[Work to be completed] Every record must be repeated exactly, with no omission.
□ □ □
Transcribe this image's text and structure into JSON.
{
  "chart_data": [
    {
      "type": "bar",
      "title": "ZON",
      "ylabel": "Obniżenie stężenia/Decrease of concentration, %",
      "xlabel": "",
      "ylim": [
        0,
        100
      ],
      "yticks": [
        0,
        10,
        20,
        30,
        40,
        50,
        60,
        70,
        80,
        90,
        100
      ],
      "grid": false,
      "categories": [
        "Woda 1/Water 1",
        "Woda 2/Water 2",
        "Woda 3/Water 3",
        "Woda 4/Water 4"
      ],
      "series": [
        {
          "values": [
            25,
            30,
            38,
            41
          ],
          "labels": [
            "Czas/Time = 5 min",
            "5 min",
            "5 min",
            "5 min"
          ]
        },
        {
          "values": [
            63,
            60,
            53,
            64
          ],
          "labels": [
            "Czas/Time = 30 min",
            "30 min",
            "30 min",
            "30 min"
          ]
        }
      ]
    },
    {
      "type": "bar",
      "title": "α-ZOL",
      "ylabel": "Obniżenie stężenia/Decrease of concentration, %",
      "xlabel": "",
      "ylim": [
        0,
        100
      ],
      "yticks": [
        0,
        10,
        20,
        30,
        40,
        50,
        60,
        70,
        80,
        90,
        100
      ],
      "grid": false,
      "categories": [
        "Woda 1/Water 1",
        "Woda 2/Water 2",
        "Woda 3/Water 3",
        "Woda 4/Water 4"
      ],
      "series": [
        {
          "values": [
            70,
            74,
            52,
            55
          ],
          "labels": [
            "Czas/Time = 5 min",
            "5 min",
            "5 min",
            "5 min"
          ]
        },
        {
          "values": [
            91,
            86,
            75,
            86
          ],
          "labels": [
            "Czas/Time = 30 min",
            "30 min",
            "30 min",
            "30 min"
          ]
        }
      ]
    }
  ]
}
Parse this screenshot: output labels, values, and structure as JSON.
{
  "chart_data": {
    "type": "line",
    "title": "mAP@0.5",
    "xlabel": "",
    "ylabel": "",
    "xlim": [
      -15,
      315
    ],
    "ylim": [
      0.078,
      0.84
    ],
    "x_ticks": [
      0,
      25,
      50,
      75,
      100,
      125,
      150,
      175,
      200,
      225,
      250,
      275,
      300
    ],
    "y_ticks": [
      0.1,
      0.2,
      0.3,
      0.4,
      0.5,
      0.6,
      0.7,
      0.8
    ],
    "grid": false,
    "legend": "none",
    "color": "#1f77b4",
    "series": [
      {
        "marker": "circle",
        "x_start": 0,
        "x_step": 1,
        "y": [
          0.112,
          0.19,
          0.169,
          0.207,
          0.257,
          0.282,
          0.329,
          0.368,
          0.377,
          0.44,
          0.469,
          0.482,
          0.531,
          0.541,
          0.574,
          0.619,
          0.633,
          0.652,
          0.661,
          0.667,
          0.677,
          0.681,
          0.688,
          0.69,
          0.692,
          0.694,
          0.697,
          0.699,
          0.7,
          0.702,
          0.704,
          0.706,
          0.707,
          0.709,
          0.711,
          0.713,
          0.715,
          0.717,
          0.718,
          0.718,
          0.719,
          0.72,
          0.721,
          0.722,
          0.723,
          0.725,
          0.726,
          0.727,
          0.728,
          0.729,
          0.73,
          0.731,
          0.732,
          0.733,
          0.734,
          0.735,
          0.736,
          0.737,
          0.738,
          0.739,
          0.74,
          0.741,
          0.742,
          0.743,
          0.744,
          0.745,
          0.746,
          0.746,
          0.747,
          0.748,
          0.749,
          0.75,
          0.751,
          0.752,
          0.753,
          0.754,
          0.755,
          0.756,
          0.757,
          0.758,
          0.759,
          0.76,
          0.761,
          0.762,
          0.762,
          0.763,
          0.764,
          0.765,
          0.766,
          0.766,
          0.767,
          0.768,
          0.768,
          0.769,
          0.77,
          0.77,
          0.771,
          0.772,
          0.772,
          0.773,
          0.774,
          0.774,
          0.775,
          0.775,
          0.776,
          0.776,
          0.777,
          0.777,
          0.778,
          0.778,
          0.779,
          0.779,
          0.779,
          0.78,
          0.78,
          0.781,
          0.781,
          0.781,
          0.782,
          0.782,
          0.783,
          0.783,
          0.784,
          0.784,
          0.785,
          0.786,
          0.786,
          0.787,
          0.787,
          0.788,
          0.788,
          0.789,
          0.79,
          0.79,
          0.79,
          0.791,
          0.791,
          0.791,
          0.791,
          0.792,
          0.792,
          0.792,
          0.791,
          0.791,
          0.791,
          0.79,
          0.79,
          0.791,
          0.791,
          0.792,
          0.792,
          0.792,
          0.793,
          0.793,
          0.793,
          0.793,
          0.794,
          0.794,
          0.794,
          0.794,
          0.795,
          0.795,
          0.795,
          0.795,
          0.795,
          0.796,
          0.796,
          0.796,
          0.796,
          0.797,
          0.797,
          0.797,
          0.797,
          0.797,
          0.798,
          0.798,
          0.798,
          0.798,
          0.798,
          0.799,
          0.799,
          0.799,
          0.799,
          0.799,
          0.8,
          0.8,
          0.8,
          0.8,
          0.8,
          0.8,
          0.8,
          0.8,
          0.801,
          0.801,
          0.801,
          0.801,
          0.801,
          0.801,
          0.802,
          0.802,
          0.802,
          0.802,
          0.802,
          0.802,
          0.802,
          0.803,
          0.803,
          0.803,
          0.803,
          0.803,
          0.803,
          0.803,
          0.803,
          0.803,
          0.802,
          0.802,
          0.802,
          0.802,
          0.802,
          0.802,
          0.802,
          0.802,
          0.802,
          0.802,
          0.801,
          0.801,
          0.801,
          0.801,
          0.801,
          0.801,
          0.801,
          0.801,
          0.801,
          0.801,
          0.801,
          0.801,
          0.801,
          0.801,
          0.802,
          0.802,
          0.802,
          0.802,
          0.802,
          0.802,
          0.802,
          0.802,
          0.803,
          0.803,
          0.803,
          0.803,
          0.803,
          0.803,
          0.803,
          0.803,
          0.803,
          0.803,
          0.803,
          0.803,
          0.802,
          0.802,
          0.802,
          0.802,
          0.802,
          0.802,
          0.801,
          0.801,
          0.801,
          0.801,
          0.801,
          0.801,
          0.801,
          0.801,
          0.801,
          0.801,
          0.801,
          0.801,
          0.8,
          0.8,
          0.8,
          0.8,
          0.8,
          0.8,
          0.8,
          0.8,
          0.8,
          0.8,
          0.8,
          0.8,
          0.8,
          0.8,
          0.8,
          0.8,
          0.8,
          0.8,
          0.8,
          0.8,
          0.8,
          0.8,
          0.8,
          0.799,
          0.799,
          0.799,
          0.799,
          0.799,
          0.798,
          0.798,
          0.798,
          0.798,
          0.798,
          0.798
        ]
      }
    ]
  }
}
□ □ □
[Task answer]
Transcribe this image's text and structure into JSON.
{
  "chart_data": [
    {
      "type": "bar",
      "title": "ZON",
      "ylabel": "Obniżenie stężenia/Decrease of concentration, %",
      "xlabel": "",
      "ylim": [
        0,
        100
      ],
      "yticks": [
        0,
        10,
        20,
        30,
        40,
        50,
        60,
        70,
        80,
        90,
        100
      ],
      "grid": false,
      "categories": [
        "Woda 1/Water 1",
        "Woda 2/Water 2",
        "Woda 3/Water 3",
        "Woda 4/Water 4"
      ],
      "series": [
        {
          "values": [
            25,
            30,
            38,
            41
          ],
          "labels": [
            "Czas/Time = 5 min",
            "5 min",
            "5 min",
            "5 min"
          ]
        },
        {
          "values": [
            63,
            60,
            53,
            64
          ],
          "labels": [
            "Czas/Time = 30 min",
            "30 min",
            "30 min",
            "30 min"
          ]
        }
      ]
    },
    {
      "type": "bar",
      "title": "α-ZOL",
      "ylabel": "Obniżenie stężenia/Decrease of concentration, %",
      "xlabel": "",
      "ylim": [
        0,
        100
      ],
      "yticks": [
        0,
        10,
        20,
        30,
        40,
        50,
        60,
        70,
        80,
        90,
        100
      ],
      "grid": false,
      "categories": [
        "Woda 1/Water 1",
        "Woda 2/Water 2",
        "Woda 3/Water 3",
        "Woda 4/Water 4"
      ],
      "series": [
        {
          "values": [
            70,
            74,
            52,
            55
          ],
          "labels": [
            "Czas/Time = 5 min",
            "5 min",
            "5 min",
            "5 min"
          ]
        },
        {
          "values": [
            91,
            86,
            75,
            86
          ],
          "labels": [
            "Czas/Time = 30 min",
            "30 min",
            "30 min",
            "30 min"
          ]
        }
      ]
    }
  ]
}
Parse this screenshot: output labels, values, and structure as JSON.
{
  "chart_data": {
    "type": "line",
    "title": "mAP@0.5",
    "xlabel": "",
    "ylabel": "",
    "xlim": [
      -15,
      315
    ],
    "ylim": [
      0.078,
      0.84
    ],
    "x_ticks": [
      0,
      25,
      50,
      75,
      100,
      125,
      150,
      175,
      200,
      225,
      250,
      275,
      300
    ],
    "y_ticks": [
      0.1,
      0.2,
      0.3,
      0.4,
      0.5,
      0.6,
      0.7,
      0.8
    ],
    "grid": false,
    "legend": "none",
    "color": "#1f77b4",
    "series": [
      {
        "marker": "circle",
        "x_start": 0,
        "x_step": 1,
        "y": [
          0.112,
          0.19,
          0.169,
          0.207,
          0.257,
          0.282,
          0.329,
          0.368,
          0.377,
          0.44,
          0.469,
          0.482,
          0.531,
          0.541,
          0.574,
          0.619,
          0.633,
          0.652,
          0.661,
          0.667,
          0.677,
          0.681,
          0.688,
          0.69,
          0.692,
          0.694,
          0.697,
          0.699,
          0.7,
          0.702,
          0.704,
          0.706,
          0.707,
          0.709,
          0.711,
          0.713,
          0.715,
          0.717,
          0.718,
          0.718,
          0.719,
          0.72,
          0.721,
          0.722,
          0.723,
          0.725,
          0.726,
          0.727,
          0.728,
          0.729,
          0.73,
          0.731,
          0.732,
          0.733,
          0.734,
          0.735,
          0.736,
          0.737,
          0.738,
          0.739,
          0.74,
          0.741,
          0.742,
          0.743,
          0.744,
          0.745,
          0.746,
          0.746,
          0.747,
          0.748,
          0.749,
          0.75,
          0.751,
          0.752,
          0.753,
          0.754,
          0.755,
          0.756,
          0.757,
          0.758,
          0.759,
          0.76,
          0.761,
          0.762,
          0.762,
          0.763,
          0.764,
          0.765,
          0.766,
          0.766,
          0.767,
          0.768,
          0.768,
          0.769,
          0.77,
          0.77,
          0.771,
          0.772,
          0.772,
          0.773,
          0.774,
          0.774,
          0.775,
          0.775,
          0.776,
          0.776,
          0.777,
          0.777,
          0.778,
          0.778,
          0.779,
          0.779,
          0.779,
          0.78,
          0.78,
          0.781,
          0.781,
          0.781,
          0.782,
          0.782,
          0.783,
          0.783,
          0.784,
          0.784,
          0.785,
          0.786,
          0.786,
          0.787,
          0.787,
          0.788,
          0.788,
          0.789,
          0.79,
          0.79,
          0.79,
          0.791,
          0.791,
          0.791,
          0.791,
          0.792,
          0.792,
          0.792,
          0.791,
          0.791,
          0.791,
          0.79,
          0.79,
          0.791,
          0.791,
          0.792,
          0.792,
          0.792,
          0.793,
          0.793,
          0.793,
          0.793,
          0.794,
          0.794,
          0.794,
          0.794,
          0.795,
          0.795,
          0.795,
          0.795,
          0.795,
          0.796,
          0.796,
          0.796,
          0.796,
          0.797,
          0.797,
          0.797,
          0.797,
          0.797,
          0.798,
          0.798,
          0.798,
          0.798,
          0.798,
          0.799,
          0.799,
          0.799,
          0.799,
          0.799,
          0.8,
          0.8,
          0.8,
          0.8,
          0.8,
          0.8,
          0.8,
          0.8,
          0.801,
          0.801,
          0.801,
          0.801,
          0.801,
          0.801,
          0.802,
          0.802,
          0.802,
          0.802,
          0.802,
          0.802,
          0.802,
          0.803,
          0.803,
          0.803,
          0.803,
          0.803,
          0.803,
          0.803,
          0.803,
          0.803,
          0.802,
          0.802,
          0.802,
          0.802,
          0.802,
          0.802,
          0.802,
          0.802,
          0.802,
          0.802,
          0.801,
          0.801,
          0.801,
          0.801,
          0.801,
          0.801,
          0.801,
          0.801,
          0.801,
          0.801,
          0.801,
          0.801,
          0.801,
          0.801,
          0.802,
          0.802,
          0.802,
          0.802,
          0.802,
          0.802,
          0.802,
          0.802,
          0.803,
          0.803,
          0.803,
          0.803,
          0.803,
          0.803,
          0.803,
          0.803,
          0.803,
          0.803,
          0.803,
          0.803,
          0.802,
          0.802,
          0.802,
          0.802,
          0.802,
          0.802,
          0.801,
          0.801,
          0.801,
          0.801,
          0.801,
          0.801,
          0.801,
          0.801,
          0.801,
          0.801,
          0.801,
          0.801,
          0.8,
          0.8,
          0.8,
          0.8,
          0.8,
          0.8,
          0.8,
          0.8,
          0.8,
          0.8,
          0.8,
          0.8,
          0.8,
          0.8,
          0.8,
          0.8,
          0.8,
          0.8,
          0.8,
          0.8,
          0.8,
          0.8,
          0.8,
          0.799,
          0.799,
          0.799,
          0.799,
          0.799,
          0.798,
          0.798,
          0.798,
          0.798,
          0.798,
          0.798
        ]
      }
    ]
  }
}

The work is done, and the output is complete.